-- Material for the task start --

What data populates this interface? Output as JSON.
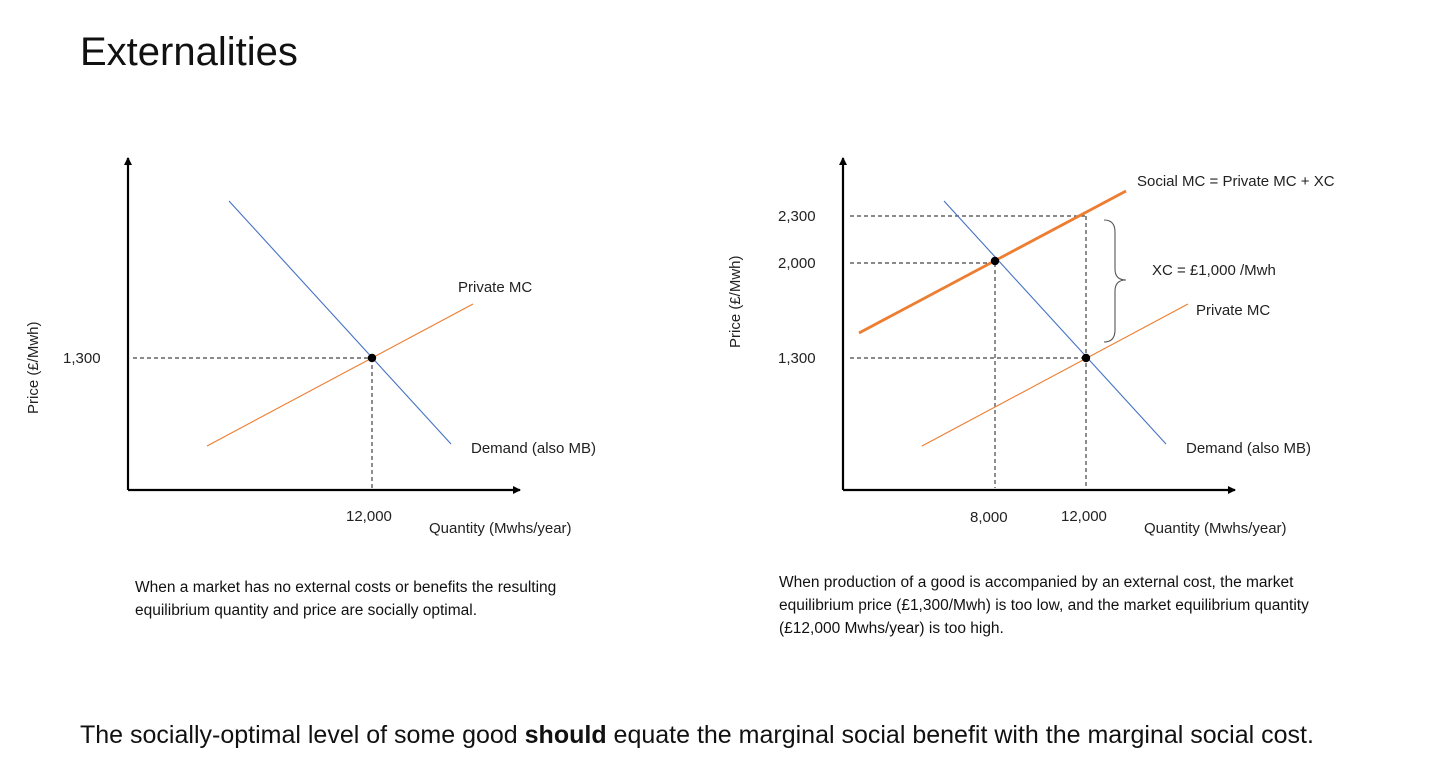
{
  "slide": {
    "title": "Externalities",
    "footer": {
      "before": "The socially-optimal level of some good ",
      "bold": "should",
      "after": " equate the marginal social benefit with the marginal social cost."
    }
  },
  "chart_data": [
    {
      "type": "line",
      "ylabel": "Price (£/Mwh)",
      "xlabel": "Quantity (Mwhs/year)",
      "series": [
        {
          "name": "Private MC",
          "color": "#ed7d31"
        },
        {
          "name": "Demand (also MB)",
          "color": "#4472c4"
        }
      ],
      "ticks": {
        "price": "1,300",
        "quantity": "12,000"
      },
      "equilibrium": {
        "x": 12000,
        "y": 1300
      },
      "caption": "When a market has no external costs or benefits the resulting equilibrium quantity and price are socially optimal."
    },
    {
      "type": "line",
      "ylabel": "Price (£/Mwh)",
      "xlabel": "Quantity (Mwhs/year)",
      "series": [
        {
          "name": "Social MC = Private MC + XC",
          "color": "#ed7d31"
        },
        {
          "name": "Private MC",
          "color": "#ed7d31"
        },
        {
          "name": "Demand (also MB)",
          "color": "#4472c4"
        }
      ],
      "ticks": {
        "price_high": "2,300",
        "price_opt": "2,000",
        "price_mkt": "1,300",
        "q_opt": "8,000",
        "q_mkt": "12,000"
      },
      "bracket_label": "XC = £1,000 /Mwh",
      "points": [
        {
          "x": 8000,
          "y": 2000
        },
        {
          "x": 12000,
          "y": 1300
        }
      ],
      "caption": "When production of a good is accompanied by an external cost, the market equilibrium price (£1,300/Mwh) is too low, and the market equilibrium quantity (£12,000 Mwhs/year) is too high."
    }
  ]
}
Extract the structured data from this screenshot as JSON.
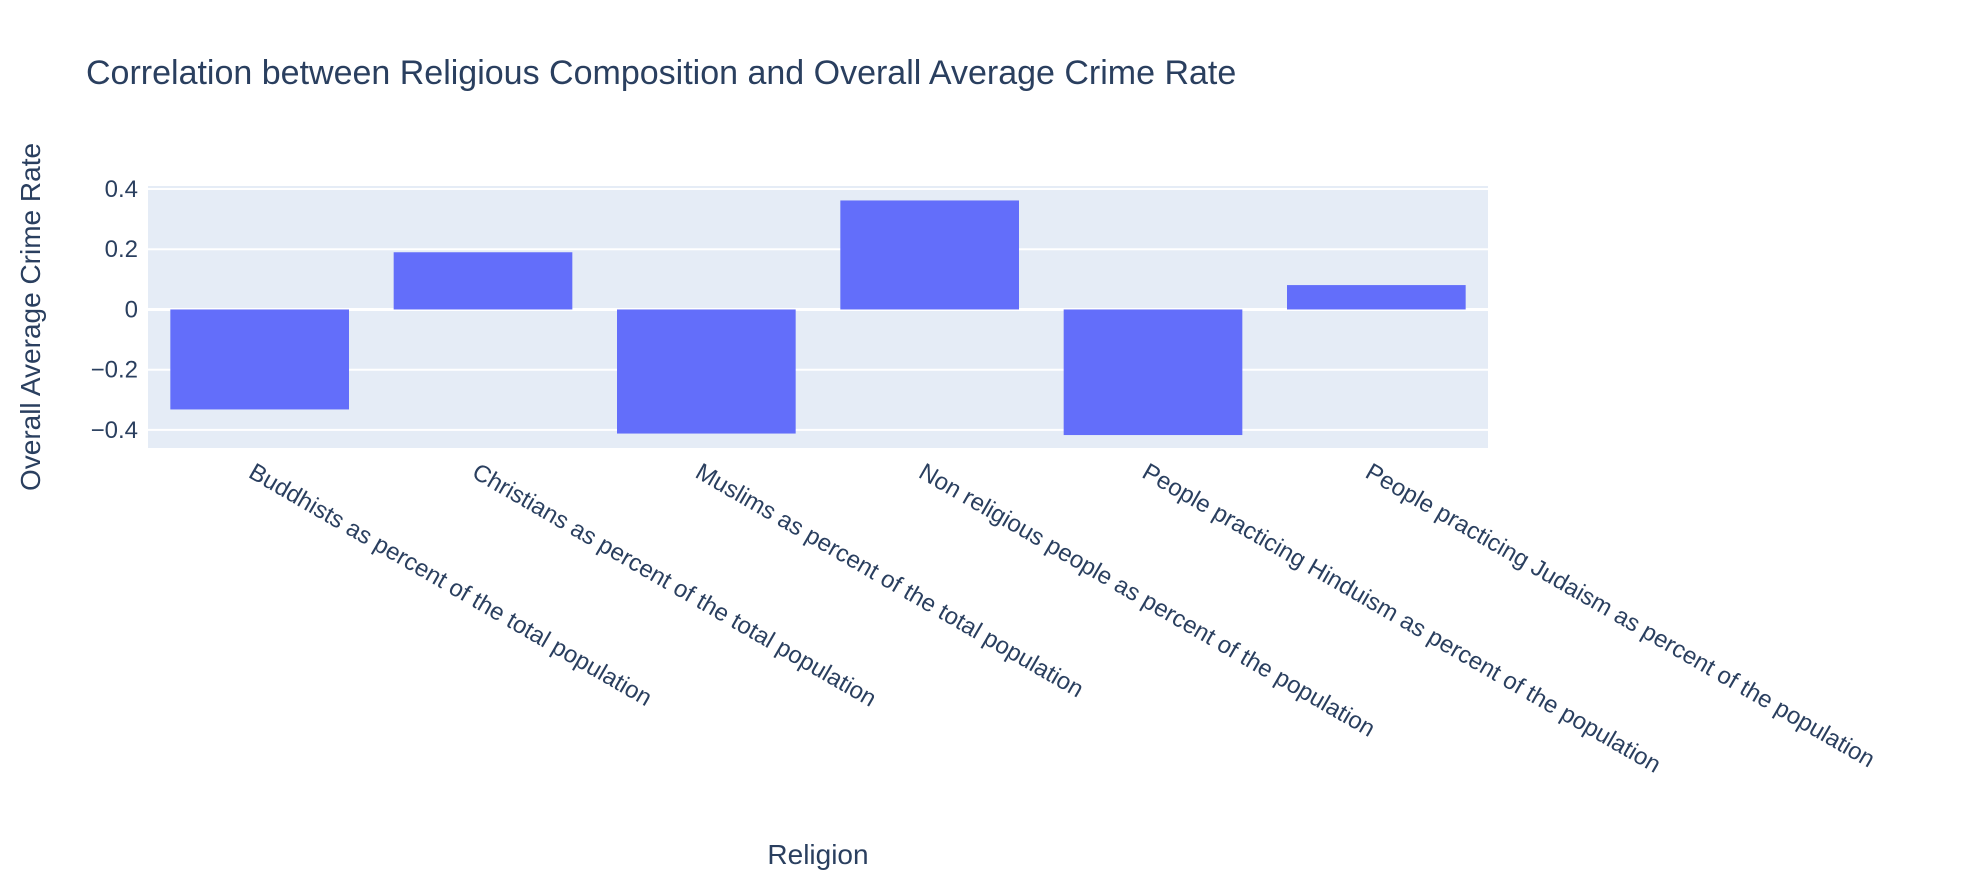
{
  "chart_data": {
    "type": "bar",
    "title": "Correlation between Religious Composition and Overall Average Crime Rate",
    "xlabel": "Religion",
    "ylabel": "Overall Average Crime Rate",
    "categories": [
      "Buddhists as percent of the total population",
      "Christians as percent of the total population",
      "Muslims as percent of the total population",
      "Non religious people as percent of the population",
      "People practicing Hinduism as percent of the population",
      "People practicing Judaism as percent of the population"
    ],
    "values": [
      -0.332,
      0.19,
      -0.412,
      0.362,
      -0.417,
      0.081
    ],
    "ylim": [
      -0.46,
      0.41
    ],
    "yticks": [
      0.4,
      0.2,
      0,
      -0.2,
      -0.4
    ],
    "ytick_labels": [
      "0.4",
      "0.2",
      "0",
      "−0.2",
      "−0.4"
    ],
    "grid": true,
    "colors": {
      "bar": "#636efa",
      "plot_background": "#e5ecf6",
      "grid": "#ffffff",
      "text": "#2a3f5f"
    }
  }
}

-- Material for the task end --
-- Material for the task start --

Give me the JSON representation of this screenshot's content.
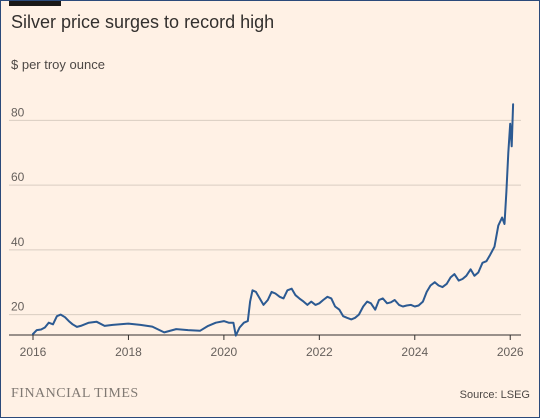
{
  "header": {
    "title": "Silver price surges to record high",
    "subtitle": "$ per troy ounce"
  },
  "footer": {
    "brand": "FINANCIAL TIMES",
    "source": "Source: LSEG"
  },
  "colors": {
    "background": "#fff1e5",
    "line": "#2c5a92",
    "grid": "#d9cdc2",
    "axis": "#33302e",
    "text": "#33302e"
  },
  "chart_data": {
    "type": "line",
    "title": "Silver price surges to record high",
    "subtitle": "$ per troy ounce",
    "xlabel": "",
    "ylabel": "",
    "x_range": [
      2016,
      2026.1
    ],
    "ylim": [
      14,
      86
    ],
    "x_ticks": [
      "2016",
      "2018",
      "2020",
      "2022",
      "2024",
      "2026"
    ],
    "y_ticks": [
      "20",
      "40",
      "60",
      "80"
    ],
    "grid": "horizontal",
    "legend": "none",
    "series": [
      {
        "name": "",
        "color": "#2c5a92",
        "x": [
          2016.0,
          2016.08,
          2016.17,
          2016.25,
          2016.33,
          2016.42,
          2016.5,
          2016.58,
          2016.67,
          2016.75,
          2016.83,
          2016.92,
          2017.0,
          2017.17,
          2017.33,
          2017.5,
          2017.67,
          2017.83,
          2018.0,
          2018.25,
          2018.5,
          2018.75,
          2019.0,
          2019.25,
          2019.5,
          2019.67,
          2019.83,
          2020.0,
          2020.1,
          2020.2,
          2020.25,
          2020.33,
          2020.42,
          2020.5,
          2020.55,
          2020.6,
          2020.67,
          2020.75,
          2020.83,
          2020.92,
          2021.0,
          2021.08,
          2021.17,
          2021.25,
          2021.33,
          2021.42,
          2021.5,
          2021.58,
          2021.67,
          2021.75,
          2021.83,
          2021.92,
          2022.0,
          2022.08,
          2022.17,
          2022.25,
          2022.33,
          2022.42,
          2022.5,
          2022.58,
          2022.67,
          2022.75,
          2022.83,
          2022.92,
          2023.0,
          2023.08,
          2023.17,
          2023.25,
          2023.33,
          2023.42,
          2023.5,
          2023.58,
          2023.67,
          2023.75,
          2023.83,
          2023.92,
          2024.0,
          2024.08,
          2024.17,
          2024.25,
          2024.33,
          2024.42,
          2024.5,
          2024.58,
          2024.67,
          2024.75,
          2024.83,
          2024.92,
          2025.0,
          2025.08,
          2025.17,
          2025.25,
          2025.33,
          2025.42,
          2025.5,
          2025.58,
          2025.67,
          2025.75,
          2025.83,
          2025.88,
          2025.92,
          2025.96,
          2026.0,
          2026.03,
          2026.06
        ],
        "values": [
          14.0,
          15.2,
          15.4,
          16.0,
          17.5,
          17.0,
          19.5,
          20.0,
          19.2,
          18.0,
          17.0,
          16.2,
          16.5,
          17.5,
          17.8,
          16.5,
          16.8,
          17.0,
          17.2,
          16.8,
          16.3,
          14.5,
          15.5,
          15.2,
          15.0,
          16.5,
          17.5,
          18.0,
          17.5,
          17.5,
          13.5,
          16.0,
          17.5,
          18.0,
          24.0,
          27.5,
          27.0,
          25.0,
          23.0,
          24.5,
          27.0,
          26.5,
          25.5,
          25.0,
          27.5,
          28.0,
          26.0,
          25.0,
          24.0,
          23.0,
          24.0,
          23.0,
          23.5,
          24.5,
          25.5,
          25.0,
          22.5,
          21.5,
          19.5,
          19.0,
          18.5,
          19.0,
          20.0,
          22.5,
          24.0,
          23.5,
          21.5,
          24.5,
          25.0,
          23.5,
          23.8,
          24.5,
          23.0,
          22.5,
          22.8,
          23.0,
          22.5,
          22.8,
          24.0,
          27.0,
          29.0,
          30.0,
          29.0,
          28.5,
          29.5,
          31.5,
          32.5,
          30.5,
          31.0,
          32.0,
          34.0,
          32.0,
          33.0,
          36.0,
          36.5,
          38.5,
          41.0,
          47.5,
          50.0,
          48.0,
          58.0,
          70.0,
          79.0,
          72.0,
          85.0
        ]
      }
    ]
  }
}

-- Material for the task end --
-- Material for the task start --

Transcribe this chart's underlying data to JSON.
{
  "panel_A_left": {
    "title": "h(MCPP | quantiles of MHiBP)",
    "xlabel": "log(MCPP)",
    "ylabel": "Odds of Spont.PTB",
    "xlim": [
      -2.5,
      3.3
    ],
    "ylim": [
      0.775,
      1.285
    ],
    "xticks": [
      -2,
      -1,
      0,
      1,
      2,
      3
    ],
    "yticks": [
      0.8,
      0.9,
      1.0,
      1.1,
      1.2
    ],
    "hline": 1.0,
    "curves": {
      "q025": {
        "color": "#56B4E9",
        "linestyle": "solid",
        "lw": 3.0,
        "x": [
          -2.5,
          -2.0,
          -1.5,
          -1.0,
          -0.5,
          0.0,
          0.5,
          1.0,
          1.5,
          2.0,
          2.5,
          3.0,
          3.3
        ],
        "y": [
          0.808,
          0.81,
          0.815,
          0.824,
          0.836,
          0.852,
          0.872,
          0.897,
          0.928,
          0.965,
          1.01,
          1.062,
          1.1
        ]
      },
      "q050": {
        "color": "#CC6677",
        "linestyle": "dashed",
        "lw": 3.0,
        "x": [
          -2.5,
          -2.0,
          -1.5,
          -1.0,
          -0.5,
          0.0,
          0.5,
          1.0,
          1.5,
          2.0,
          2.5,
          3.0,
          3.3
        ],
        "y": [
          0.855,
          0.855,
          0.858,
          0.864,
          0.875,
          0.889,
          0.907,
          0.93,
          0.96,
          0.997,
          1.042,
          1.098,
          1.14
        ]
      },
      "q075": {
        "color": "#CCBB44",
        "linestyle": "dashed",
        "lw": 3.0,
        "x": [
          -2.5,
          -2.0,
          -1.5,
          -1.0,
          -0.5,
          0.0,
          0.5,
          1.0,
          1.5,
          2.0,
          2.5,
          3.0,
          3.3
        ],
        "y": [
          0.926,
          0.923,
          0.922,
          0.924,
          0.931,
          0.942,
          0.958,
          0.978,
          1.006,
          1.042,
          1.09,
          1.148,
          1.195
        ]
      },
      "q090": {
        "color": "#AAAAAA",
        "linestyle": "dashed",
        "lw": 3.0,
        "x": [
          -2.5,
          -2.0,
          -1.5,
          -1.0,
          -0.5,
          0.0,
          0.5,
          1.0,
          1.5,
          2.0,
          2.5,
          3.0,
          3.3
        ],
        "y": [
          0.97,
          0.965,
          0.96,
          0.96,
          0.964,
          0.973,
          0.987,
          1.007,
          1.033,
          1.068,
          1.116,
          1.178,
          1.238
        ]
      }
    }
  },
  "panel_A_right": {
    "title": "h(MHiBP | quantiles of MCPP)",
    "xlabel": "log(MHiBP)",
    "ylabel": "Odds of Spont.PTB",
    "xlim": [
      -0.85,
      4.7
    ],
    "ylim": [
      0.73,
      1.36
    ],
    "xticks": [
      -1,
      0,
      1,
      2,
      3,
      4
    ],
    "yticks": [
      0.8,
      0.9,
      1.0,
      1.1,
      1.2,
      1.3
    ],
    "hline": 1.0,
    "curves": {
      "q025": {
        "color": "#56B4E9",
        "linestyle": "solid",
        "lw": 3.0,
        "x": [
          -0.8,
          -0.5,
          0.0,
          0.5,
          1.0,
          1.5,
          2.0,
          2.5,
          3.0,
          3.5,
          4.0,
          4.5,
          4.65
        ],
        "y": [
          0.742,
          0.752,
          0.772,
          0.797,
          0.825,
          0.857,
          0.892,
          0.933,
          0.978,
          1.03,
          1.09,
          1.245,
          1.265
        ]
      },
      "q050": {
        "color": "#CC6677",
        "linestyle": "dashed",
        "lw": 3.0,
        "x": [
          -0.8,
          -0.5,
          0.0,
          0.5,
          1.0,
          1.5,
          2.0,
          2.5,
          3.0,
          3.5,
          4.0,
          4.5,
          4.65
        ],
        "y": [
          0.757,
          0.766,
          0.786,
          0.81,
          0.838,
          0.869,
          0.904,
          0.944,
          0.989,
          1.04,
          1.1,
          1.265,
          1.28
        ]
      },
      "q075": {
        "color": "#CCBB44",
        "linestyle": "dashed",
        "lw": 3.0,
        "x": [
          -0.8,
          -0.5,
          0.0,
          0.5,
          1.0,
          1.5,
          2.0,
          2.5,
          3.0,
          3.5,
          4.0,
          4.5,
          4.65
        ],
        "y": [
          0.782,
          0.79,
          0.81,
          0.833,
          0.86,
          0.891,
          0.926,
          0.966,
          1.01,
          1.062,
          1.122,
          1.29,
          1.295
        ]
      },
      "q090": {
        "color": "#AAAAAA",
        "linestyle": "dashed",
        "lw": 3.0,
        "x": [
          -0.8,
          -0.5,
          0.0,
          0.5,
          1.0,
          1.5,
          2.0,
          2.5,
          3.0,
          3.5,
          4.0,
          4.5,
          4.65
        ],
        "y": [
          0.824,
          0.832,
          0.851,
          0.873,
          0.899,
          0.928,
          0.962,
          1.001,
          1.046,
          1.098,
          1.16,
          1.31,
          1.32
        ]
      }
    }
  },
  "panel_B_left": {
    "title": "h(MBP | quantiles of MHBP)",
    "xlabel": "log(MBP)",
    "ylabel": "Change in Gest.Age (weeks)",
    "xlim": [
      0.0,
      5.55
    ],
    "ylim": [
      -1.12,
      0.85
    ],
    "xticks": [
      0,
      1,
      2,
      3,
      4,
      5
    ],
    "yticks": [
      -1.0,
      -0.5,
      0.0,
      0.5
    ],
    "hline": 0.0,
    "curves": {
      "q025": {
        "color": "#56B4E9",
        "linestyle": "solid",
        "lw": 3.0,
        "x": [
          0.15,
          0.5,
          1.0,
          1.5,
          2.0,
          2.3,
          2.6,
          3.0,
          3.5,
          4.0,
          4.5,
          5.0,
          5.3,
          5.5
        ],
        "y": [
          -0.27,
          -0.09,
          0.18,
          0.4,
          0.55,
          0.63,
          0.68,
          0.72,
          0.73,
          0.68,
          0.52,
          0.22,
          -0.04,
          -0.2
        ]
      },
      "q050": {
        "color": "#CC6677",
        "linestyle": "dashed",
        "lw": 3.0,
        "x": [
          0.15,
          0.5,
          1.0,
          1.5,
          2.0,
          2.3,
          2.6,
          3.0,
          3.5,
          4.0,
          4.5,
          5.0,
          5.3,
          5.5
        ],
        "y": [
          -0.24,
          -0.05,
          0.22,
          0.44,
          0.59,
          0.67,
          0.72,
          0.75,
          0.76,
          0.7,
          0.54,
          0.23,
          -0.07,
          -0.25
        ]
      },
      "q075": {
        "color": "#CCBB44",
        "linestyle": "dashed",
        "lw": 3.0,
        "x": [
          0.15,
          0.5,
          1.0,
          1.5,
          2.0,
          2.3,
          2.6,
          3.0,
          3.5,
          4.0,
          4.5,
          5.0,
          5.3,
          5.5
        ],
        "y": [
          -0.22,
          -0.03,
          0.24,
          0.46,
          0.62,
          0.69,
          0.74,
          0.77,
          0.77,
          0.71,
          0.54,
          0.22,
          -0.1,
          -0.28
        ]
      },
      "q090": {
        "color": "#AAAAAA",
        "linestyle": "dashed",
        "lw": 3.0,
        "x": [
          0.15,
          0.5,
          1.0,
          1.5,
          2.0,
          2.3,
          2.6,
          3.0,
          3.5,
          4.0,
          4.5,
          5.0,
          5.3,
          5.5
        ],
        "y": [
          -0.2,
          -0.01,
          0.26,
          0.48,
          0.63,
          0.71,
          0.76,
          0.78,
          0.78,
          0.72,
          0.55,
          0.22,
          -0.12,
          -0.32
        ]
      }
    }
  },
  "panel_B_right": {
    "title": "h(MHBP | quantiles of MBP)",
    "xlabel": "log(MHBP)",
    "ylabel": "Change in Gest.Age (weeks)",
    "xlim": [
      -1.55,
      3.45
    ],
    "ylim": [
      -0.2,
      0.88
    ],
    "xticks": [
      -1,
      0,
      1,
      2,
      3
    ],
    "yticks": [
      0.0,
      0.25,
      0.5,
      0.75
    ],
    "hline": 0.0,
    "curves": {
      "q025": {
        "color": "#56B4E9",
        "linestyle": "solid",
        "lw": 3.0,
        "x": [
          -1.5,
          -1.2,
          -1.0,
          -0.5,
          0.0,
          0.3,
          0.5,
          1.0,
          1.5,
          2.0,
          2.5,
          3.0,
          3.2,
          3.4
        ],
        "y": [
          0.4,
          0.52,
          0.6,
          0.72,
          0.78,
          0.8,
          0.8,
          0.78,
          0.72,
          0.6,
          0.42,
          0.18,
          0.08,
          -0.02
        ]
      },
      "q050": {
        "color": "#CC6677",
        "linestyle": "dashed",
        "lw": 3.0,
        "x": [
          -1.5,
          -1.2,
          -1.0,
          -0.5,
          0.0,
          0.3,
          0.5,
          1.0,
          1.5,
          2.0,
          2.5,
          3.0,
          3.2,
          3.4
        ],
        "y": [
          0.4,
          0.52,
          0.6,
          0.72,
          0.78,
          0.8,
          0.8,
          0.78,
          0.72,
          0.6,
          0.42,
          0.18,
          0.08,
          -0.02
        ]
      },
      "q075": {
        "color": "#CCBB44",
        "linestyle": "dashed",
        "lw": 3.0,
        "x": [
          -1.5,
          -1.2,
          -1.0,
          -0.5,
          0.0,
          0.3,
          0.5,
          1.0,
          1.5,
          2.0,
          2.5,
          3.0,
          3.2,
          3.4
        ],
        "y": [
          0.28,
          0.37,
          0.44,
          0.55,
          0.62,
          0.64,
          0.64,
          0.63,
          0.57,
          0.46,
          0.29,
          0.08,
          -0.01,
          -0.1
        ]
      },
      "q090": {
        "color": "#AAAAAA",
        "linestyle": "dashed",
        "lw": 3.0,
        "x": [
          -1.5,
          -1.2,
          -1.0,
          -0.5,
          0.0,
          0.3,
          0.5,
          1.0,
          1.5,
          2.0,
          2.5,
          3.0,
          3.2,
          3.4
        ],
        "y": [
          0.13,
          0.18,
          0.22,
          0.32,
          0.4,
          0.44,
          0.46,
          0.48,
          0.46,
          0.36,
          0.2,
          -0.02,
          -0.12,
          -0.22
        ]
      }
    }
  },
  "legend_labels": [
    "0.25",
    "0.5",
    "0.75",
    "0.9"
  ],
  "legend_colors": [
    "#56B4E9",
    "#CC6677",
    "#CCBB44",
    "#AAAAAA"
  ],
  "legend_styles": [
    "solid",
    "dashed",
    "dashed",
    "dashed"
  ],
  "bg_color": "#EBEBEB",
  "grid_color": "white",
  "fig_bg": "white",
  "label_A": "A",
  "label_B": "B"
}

-- Material for the task end --

◆ Exercise requirements ◆
Select from the material above each line in which the string "MHBP" appears, and list those lines.

◆ Full answer ◆
    "title": "h(MBP | quantiles of MHBP)",
    "title": "h(MHBP | quantiles of MBP)",
    "xlabel": "log(MHBP)",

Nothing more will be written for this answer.